▶ **TASK DATA**:
--- Start ---
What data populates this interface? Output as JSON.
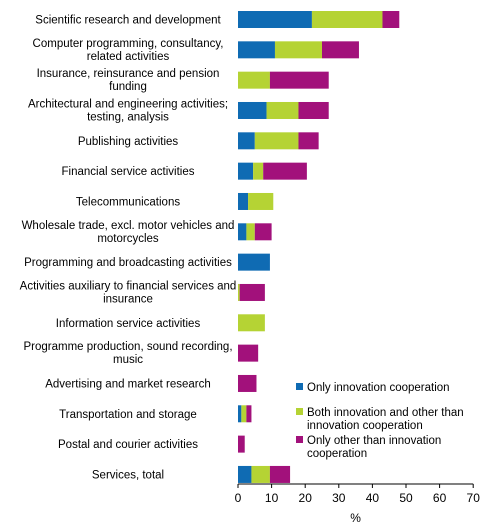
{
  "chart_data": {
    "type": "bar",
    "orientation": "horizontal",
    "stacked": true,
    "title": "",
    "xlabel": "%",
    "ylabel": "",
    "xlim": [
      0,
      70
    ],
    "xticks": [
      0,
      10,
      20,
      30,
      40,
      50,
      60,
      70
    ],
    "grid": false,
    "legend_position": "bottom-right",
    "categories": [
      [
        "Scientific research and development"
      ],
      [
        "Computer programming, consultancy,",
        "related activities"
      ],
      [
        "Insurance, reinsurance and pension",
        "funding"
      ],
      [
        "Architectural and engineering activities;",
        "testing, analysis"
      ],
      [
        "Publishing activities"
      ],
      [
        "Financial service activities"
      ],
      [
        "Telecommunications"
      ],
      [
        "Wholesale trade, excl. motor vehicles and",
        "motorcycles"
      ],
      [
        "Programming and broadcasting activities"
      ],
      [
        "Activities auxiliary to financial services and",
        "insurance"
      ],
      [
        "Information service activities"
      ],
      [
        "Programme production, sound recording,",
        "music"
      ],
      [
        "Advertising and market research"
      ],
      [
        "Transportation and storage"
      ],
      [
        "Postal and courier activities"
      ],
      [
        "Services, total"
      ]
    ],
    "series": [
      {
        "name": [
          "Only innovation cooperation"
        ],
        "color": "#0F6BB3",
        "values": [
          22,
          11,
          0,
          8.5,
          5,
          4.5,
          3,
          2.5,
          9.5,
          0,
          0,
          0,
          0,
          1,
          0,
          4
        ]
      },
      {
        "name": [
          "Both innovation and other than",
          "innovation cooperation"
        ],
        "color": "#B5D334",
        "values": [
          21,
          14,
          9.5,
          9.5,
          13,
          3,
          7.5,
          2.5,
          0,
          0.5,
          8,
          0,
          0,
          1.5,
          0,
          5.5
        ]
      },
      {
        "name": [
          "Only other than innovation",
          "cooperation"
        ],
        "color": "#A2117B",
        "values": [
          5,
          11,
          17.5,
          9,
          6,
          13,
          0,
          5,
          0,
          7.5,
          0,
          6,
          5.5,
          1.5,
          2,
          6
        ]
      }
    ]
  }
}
--- End ---
--- Start ---
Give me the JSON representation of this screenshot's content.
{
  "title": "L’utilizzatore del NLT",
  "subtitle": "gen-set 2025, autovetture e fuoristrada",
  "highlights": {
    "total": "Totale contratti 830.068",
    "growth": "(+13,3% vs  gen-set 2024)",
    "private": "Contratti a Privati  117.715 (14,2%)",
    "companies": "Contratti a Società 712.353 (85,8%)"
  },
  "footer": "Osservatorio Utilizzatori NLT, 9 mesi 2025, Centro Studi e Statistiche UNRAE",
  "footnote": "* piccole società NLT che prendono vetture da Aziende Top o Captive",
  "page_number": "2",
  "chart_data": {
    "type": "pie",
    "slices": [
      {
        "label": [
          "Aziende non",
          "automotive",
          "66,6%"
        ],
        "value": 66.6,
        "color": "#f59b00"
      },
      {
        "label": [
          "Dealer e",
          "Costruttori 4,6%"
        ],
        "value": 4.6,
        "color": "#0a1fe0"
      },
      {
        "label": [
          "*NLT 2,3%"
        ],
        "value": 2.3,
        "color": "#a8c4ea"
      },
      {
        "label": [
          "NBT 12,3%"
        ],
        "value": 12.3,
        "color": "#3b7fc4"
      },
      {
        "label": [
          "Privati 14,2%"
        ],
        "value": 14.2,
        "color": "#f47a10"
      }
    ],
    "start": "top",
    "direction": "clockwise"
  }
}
--- End ---
▶ **TO DO**: Copy all lines of the material above where the string "Only" occurs.

▶ **FULL RESPONSE**:
          "Only innovation cooperation"
          "Only other than innovation",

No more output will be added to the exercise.